--- Records for this exercise ---

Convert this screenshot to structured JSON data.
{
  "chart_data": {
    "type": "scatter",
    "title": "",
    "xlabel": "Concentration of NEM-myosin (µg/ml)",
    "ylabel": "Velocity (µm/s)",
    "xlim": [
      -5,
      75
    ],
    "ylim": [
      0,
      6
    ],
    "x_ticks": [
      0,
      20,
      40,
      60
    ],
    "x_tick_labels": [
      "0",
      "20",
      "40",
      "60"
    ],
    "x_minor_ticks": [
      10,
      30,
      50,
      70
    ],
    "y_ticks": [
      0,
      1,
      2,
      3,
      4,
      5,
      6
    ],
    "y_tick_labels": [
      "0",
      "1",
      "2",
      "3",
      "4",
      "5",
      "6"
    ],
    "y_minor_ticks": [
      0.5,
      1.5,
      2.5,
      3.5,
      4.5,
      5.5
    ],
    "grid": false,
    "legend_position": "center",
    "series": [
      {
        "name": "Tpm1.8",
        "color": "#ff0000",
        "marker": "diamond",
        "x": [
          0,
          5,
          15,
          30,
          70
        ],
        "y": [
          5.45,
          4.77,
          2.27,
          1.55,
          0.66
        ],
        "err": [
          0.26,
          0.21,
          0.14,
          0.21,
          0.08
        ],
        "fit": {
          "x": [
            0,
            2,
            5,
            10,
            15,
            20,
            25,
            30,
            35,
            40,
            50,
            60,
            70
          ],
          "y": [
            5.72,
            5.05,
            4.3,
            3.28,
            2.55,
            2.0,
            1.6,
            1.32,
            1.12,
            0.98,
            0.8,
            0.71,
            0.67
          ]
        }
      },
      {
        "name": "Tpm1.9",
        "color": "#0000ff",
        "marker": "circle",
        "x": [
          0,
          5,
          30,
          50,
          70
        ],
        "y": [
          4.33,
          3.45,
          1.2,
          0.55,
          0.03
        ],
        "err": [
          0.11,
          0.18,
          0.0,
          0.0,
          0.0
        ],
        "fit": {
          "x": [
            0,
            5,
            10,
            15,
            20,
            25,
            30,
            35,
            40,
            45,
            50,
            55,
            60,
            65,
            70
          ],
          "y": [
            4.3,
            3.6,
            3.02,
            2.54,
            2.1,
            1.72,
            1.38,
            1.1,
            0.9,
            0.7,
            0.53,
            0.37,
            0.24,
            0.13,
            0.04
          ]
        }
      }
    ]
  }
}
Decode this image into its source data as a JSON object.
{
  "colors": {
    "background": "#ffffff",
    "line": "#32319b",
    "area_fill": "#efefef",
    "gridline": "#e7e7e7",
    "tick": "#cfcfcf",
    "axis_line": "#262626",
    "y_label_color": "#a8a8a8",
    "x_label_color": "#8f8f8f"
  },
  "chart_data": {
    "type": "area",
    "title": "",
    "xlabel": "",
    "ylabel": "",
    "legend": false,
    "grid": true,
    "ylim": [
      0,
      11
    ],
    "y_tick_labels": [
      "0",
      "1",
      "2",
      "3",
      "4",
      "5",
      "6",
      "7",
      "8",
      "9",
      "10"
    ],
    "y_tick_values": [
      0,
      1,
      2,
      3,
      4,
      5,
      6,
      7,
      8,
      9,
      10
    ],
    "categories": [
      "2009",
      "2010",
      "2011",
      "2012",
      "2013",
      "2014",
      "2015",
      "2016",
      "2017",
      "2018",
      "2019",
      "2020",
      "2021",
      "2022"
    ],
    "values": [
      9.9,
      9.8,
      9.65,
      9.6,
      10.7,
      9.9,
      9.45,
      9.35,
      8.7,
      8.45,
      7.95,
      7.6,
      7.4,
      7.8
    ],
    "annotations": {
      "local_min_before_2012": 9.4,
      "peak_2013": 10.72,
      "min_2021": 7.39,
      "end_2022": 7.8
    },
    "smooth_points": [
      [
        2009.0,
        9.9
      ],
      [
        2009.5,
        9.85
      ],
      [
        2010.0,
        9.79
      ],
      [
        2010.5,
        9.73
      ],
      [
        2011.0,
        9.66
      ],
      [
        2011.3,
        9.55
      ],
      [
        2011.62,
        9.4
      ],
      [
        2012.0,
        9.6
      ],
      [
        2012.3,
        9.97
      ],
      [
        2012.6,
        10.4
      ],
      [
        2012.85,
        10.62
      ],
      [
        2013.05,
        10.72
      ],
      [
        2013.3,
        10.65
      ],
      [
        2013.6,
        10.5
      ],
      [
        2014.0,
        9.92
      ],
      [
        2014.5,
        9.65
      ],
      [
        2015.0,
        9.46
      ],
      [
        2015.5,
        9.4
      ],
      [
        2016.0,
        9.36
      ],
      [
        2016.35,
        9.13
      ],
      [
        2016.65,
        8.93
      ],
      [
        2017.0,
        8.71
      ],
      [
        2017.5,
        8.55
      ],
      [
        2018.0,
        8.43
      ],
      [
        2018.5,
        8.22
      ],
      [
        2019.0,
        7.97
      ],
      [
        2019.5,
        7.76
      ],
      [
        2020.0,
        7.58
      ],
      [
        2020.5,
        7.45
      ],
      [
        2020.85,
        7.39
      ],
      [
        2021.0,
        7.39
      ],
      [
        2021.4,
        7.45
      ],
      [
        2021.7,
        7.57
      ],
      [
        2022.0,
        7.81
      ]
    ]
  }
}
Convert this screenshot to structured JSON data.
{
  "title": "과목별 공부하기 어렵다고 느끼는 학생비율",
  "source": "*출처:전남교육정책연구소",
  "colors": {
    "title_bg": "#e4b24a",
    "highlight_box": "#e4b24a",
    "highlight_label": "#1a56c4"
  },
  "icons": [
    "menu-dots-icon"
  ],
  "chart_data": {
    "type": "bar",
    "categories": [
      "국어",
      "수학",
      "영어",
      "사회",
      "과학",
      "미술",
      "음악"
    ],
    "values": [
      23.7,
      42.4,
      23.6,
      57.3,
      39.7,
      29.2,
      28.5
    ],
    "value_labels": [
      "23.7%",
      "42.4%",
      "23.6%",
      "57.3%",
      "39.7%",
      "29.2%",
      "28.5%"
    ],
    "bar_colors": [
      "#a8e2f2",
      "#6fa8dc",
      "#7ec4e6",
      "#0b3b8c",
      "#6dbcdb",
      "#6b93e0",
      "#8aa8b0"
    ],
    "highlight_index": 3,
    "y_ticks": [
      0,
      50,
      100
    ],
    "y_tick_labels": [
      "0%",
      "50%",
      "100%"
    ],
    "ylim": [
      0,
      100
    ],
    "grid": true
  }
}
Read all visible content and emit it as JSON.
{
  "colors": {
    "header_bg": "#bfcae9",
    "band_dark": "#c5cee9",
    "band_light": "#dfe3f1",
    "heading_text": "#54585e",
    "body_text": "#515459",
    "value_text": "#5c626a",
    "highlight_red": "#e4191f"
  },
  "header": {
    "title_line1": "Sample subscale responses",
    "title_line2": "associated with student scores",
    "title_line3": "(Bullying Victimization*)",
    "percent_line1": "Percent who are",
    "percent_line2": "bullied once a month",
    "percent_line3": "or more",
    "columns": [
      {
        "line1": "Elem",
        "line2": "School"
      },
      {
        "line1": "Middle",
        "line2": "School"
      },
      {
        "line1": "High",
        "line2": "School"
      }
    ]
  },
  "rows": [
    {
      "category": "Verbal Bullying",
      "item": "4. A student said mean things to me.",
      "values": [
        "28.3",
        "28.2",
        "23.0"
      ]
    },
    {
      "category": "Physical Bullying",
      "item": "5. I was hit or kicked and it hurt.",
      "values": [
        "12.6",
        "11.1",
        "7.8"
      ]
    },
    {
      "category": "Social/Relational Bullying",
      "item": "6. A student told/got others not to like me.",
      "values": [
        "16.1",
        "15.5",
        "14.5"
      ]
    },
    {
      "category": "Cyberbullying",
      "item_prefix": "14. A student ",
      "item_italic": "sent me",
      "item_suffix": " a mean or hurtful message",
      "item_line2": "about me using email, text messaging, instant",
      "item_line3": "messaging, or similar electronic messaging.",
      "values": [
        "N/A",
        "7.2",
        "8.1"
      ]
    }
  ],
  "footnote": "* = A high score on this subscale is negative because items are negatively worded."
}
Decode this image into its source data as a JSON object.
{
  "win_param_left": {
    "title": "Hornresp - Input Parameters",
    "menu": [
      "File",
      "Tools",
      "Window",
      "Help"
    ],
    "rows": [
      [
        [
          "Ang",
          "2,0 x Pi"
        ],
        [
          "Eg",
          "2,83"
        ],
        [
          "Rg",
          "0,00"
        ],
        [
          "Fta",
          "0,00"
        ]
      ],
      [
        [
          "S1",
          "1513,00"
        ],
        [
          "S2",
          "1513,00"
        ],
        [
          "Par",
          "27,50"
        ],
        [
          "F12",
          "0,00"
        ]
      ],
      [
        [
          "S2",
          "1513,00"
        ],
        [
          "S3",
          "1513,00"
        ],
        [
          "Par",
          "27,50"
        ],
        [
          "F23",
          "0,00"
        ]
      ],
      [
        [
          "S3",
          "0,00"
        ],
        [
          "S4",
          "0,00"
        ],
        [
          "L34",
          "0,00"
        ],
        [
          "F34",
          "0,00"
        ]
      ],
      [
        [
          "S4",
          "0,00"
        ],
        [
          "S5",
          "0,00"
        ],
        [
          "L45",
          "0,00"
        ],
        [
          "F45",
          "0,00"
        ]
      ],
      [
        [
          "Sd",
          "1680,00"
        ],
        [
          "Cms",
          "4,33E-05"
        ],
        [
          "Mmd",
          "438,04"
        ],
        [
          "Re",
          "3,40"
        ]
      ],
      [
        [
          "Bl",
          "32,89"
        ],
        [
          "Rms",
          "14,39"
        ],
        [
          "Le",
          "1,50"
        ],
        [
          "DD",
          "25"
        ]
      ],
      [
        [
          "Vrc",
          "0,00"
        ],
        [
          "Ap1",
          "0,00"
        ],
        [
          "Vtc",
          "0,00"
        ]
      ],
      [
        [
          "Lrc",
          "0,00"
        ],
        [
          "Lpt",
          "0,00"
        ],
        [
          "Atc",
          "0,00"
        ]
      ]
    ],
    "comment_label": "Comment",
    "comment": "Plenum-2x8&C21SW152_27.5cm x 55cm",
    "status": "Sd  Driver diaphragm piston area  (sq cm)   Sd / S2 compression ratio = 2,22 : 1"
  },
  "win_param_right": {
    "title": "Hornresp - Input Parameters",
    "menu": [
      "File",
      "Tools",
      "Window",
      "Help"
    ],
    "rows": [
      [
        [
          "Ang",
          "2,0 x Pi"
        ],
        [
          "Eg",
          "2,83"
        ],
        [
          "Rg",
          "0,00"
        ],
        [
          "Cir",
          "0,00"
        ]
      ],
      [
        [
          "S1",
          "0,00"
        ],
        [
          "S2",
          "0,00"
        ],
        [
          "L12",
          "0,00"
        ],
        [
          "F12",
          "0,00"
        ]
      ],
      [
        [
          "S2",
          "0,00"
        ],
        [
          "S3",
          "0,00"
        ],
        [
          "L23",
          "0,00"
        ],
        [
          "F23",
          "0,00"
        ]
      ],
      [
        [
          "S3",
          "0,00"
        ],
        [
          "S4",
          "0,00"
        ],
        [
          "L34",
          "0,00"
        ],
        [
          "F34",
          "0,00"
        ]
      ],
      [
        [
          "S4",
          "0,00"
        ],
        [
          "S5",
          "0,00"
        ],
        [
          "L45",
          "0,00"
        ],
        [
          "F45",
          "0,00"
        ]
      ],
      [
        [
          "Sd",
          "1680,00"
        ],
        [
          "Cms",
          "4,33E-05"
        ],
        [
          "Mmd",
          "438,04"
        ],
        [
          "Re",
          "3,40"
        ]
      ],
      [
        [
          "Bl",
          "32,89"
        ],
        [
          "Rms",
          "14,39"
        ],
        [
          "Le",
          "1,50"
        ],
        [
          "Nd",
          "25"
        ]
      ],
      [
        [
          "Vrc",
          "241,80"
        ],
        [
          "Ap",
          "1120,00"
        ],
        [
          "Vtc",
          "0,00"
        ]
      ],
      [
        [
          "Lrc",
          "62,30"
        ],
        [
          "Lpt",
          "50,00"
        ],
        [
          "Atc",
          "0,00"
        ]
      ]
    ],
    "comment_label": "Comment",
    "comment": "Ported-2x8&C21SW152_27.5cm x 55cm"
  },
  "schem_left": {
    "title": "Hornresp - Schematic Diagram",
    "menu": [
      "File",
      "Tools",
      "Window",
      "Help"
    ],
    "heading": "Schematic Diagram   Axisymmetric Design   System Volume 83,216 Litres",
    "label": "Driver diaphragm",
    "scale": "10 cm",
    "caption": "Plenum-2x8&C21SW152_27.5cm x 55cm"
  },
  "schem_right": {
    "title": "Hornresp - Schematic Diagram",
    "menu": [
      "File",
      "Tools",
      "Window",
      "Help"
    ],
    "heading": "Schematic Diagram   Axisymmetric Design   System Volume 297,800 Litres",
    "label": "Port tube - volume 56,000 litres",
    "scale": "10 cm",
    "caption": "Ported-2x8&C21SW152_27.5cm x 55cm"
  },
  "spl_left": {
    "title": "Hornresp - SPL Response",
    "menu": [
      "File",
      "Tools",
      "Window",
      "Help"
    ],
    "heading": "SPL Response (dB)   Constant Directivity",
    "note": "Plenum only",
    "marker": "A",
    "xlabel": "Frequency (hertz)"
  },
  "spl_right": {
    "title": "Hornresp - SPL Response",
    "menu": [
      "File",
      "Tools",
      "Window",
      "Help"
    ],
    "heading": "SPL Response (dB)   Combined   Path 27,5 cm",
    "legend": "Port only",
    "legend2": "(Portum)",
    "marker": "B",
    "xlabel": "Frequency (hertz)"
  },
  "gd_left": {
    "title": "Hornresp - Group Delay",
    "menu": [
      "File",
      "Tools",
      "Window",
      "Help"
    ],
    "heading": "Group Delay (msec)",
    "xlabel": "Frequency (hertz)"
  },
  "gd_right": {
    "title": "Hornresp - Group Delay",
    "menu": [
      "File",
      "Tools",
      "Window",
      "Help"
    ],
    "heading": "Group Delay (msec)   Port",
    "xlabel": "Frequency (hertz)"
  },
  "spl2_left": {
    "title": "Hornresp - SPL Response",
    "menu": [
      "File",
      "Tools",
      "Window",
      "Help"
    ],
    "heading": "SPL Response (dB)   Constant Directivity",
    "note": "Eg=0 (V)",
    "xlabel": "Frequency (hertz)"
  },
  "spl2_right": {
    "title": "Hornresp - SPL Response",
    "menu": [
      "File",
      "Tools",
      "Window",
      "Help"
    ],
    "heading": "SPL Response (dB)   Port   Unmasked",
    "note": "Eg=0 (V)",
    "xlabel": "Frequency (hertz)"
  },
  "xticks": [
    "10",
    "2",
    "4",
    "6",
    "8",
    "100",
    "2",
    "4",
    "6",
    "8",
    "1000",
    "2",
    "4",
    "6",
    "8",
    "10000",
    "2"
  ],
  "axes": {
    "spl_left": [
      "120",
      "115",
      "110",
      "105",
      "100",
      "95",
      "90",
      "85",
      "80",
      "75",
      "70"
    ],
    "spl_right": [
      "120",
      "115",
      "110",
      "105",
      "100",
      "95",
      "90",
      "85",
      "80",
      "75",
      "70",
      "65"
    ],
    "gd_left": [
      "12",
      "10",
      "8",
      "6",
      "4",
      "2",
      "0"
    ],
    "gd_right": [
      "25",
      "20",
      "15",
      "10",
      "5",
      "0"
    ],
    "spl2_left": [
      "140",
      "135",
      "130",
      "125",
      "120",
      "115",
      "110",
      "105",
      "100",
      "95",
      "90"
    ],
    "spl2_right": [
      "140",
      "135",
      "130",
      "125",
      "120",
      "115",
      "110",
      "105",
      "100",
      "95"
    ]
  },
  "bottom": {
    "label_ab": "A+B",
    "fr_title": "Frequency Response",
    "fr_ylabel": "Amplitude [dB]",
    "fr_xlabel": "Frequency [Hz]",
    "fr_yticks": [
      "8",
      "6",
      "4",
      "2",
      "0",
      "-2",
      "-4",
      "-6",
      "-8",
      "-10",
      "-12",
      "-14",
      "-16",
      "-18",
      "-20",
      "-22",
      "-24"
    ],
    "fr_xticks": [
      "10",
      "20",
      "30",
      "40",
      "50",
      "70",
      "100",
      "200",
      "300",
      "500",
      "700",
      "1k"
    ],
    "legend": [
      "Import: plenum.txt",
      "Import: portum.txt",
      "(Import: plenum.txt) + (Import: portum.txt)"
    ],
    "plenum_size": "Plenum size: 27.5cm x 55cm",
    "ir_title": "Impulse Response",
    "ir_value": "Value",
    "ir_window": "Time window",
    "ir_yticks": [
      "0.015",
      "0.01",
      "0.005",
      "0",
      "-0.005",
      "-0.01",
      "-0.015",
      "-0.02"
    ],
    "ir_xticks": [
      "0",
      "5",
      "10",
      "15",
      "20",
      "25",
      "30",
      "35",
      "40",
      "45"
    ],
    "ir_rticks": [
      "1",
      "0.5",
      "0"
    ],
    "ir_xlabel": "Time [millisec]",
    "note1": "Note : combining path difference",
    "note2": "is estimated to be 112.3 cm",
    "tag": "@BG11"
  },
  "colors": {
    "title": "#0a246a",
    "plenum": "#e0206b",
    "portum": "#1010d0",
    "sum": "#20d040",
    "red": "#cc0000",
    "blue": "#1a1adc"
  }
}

---

What you will do | Every line holding "Ported" should be copied out.

Task result |
    "comment": "Ported-2x8&C21SW152_27.5cm x 55cm"
    "caption": "Ported-2x8&C21SW152_27.5cm x 55cm"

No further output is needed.